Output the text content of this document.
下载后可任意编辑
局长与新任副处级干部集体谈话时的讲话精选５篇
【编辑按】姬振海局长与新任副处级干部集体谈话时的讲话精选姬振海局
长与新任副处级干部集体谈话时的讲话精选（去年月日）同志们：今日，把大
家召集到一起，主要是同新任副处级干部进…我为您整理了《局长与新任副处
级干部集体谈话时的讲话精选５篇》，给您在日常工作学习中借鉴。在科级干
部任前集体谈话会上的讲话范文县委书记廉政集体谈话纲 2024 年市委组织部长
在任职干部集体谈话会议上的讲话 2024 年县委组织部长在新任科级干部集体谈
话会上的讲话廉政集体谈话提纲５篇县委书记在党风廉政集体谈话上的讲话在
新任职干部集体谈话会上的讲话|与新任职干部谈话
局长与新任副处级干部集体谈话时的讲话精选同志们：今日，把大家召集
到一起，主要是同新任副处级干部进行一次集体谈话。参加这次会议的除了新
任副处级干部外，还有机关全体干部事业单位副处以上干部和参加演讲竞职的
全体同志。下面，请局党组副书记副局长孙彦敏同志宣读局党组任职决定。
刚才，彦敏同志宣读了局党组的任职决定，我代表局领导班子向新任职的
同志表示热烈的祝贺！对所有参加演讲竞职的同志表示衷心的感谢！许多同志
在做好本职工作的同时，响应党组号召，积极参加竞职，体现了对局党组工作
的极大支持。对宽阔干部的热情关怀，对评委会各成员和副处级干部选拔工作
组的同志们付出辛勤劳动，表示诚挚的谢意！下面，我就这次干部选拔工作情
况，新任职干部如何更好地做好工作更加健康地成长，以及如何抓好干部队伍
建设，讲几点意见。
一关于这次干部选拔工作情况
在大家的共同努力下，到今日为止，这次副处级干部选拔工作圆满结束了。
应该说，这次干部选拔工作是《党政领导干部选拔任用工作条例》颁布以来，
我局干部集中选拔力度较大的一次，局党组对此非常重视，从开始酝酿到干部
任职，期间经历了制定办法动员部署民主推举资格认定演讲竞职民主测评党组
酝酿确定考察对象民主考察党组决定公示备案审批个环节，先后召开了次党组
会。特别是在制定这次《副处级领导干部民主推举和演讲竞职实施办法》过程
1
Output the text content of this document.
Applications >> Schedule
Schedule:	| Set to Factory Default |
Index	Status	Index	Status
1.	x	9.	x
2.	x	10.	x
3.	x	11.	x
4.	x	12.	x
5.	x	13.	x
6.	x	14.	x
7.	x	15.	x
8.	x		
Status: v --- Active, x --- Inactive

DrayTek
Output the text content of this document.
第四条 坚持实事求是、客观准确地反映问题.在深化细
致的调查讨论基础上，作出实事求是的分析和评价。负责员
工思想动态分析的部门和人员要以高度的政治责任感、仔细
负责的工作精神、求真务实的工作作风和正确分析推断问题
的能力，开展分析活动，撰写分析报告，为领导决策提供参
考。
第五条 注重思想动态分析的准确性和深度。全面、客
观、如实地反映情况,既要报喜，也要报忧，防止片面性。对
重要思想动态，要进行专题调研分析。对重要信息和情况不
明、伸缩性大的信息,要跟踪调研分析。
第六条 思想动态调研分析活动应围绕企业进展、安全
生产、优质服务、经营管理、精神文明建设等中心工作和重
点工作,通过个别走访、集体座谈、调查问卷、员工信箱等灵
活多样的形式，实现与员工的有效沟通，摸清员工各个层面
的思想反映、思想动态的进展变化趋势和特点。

TO DO:
Gather each line from the entries above that includes the word "Status".

SOLUTION FOR THIS TASK:
Index	Status	Index	Status
Status: v --- Active, x --- Inactive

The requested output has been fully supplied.